BAKTIKÇA / A. Kemal KAŞKAR –
Basın meslek örgütleri, Agence France Press (AFP) Foto Muhabiri Bülent Kılıç’ın şahsında gazetecilere yönelik polis şiddetini protesto ettiler. Ankara, İzmir ve İstanbul Valilikleri önünde yapılan açıklamalarda hükümetin ‘şiddet tercihi’ne tepki gösterildi.
Kılıç: “Bu, gazetecilik davası!”
İstanbul Valiliği önündeki eylemde konuşan Bülent Kılıç, “Boynuma basan polis halâ görevde, hangimiz kendisini güvende hissediyor?” diye sorup gösterdikleri dayanışma için meslektaşlarına teşekkür ederek şöyle sürdürmüş: “Böyle bir reaksiyonla tüm kamuoyunun olayı sahiplenmesi beni çok mutlu etti. Bir dakikalık bir süreydi herhalde. Zaman zaman aklıma geldikçe halâ daha demoralize oluyorum. Çünkü bir insanın nefesinin kesilmeye çalışılması kadar vahşi bir durum yok. Maalesef ben buna birebir şahitlik ettim. Bütün arayanlar, soranlar yüreğinden konuştu. Böyle bir vahşetin kabullenilemeyeceğini söylediler. Görüntü o kadar ağırmış ki insanlar gerçekten böyle bir reaksiyon verdi. Dünden beri beni çeşitli televizyon ve gazetelerden arkadaşlarım arıyor. Çünkü beni tanıyorlar, birbirimizi tanıyoruz. Sokakta beraberiz. Senelerdir bu işin içinde birlikteyiz. Ama nedense bazı kesim televizyon ve gazeteler bunu görmediler. Bu beni çok üzdü. Bu mesleki bir sorun. Bunun ötesi berisi gerisi yok, siyaseti yok. Bugün bir doktor acil serviste dövüldüğünde, öldürüldüğünde bütün doktorlar buna karşı çıkıyor değil mi? Neden bütün gazeteler bu şiddet vakasına karşı çıkamıyor? Bir gazetecinin dövülmesi ya da ezilmesinde karşı çıkılmayacak nokta neresi? Bu, gazetecilik davası.”
“Gazeteciliği boğamayacaksınız!”
Kılıç’ın yaptığı konuşmanın ardından basın meslek örgütleri (Avrupa Gazeteciler Birliği /AEJ Türkiye Temsilciliği, Basın Konseyi, Çağdaş Gazeteciler Derneği, Dicle Fırat Gazeteciler Derneği, Diplomasi Muhabirleri Derneği, DİSK Basın-İş, Ekonomi Muhabirleri Derneği, Gazeteciler Cemiyeti, Haber-Sen, İzmir Gazeteciler Cemiyeti, Parlamento Muhabirleri Derneği, Samsun Gazeteciler Cemiyeti, Türkiye Foto Muhabirleri Derneği, Türkiye Gazeteciler Sendikası ve Türkiye Haber Kameramanları Derneği) tarafından şu ortak açıklama yapıldı:
“Anayasa ile güvence altına alınan protesto hakkı fiilen yasaklanmış durumda. Geçim sıkıntısı yaşayan, haksızca işten atılan, mahallesine, ormanına, denizine sahip çıkmak isteyen, kimliklerine saldırılmasına karşı çıkan insanlar, polis ve jandarma şiddetine uğruyor, seslerini duyuramıyor. İşte hakkını aramak için sokağa çıkan bu yurttaşları haberleştirmek gazetecinin kamusal görevidir.

Çıkarılan Malzeme:
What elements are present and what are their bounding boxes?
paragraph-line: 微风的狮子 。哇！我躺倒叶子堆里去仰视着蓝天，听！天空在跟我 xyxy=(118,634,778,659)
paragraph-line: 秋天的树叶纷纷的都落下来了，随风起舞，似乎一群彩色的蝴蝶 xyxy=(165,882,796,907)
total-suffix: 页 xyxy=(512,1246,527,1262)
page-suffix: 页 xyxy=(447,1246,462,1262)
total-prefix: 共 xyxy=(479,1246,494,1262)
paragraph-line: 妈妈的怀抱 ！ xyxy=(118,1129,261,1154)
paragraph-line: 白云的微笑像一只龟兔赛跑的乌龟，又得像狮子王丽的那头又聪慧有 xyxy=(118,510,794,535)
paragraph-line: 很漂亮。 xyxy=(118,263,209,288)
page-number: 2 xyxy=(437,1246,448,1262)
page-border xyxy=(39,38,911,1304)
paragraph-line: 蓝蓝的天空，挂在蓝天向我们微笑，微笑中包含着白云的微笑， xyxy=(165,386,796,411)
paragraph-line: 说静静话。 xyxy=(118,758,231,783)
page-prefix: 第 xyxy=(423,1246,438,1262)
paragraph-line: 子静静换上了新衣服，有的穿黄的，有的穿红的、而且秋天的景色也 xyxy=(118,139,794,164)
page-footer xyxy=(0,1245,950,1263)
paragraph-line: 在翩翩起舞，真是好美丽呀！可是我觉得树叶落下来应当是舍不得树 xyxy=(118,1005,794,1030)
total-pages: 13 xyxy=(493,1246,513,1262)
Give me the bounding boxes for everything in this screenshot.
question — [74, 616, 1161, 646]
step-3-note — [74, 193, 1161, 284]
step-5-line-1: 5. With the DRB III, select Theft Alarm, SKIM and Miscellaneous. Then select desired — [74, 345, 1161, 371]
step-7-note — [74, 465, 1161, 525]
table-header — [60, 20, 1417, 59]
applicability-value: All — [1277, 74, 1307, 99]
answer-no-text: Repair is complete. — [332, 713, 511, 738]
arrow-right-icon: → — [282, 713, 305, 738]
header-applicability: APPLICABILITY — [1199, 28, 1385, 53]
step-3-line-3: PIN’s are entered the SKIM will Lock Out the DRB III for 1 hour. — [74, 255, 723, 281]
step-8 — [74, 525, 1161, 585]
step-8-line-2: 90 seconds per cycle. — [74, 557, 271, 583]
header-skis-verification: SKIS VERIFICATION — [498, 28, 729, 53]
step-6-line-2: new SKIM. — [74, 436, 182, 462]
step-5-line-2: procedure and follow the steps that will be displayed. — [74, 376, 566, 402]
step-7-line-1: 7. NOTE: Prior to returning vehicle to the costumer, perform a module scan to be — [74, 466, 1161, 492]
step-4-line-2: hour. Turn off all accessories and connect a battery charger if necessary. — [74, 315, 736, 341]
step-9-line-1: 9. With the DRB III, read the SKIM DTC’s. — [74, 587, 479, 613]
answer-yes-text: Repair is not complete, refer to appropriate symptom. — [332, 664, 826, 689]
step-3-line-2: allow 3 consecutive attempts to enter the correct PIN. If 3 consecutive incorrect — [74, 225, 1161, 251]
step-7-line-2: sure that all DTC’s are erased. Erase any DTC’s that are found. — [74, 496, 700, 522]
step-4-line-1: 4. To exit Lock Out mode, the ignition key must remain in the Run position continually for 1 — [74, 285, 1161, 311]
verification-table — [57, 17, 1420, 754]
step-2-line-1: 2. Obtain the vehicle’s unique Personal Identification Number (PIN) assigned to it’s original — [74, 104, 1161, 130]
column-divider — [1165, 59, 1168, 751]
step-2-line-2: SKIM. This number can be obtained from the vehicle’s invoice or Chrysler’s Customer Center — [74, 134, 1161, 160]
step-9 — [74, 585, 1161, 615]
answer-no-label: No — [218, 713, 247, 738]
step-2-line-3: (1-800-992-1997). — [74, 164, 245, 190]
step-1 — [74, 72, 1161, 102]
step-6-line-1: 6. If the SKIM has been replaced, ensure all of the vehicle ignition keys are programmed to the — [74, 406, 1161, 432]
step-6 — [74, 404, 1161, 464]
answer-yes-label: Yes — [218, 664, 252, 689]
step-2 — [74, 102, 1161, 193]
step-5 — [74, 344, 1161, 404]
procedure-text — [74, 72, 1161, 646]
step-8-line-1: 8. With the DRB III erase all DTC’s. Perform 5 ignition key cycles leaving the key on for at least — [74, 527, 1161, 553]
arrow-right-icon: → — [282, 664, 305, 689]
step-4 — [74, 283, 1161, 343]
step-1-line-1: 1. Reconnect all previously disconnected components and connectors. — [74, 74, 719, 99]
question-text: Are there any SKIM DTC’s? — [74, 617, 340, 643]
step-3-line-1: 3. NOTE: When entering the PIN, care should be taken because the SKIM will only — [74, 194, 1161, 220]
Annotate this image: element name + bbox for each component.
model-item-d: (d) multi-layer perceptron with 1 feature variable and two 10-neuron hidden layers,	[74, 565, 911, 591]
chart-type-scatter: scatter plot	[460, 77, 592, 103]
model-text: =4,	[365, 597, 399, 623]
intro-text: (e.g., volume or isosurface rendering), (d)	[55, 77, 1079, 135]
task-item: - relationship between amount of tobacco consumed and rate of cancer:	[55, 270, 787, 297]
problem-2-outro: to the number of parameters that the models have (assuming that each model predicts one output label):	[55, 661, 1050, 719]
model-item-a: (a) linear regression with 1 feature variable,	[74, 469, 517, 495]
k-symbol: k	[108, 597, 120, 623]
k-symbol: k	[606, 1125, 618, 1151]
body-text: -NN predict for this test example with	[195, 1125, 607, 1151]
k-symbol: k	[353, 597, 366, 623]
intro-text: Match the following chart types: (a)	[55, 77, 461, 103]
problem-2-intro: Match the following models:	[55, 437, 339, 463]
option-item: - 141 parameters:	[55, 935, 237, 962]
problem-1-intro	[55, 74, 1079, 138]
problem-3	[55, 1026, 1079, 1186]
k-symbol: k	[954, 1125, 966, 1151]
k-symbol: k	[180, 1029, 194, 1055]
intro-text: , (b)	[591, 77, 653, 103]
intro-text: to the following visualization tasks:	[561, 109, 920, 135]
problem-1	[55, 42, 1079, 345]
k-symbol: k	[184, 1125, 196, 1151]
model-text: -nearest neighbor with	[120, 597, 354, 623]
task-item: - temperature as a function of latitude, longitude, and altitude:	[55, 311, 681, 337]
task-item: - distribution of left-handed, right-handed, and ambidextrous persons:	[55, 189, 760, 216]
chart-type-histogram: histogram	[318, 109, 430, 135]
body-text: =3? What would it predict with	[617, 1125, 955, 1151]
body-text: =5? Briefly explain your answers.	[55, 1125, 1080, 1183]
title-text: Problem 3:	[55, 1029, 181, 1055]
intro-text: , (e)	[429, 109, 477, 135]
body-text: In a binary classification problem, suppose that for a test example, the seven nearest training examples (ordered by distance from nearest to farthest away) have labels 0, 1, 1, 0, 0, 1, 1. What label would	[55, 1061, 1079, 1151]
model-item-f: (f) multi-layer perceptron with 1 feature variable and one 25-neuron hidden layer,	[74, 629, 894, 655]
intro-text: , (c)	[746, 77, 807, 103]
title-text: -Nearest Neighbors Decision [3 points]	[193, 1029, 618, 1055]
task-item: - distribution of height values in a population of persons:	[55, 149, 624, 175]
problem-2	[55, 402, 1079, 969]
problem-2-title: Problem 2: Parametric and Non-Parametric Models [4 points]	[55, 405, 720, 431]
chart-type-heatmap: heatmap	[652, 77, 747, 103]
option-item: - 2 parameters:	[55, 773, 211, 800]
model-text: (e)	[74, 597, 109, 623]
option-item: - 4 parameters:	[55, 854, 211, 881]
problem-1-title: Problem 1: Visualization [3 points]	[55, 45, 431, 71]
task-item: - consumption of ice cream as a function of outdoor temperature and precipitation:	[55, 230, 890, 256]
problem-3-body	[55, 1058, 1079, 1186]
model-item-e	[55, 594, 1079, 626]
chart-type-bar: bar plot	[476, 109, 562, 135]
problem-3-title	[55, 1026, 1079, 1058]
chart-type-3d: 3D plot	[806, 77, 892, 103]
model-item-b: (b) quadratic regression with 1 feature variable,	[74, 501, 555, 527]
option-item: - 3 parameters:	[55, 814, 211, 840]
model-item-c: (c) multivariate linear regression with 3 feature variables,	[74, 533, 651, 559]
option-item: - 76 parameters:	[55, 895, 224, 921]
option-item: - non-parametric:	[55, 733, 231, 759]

Görev: Sayfa metnindeki "Çünkü bir insanın nefesinin kesilmeye çalışılması kadar vahşi bir durum yok." cümlesini İngilizceye çevirin.

Çözüm: Because there is nothing as savage as an attempt to cut off a person's breath.